__Your objective__. Check each line of the material below for "name", then copy the ones that contain it.

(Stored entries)
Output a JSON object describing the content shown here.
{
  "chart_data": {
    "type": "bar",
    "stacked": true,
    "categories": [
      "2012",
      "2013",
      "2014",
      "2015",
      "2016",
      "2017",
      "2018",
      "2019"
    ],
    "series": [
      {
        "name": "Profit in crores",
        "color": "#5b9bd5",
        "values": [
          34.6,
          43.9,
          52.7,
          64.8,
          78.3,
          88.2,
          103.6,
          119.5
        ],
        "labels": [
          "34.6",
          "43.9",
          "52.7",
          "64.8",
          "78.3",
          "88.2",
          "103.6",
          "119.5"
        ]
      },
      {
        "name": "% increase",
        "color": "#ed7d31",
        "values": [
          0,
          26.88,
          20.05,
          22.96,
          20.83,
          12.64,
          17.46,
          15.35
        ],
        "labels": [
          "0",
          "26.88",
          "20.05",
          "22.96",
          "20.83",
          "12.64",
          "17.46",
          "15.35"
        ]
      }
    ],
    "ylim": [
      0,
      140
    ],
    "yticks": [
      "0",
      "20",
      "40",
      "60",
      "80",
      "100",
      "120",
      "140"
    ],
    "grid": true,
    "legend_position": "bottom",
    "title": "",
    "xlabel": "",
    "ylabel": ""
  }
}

__Solution below__.
        "name": "Profit in crores",
        "name": "% increase",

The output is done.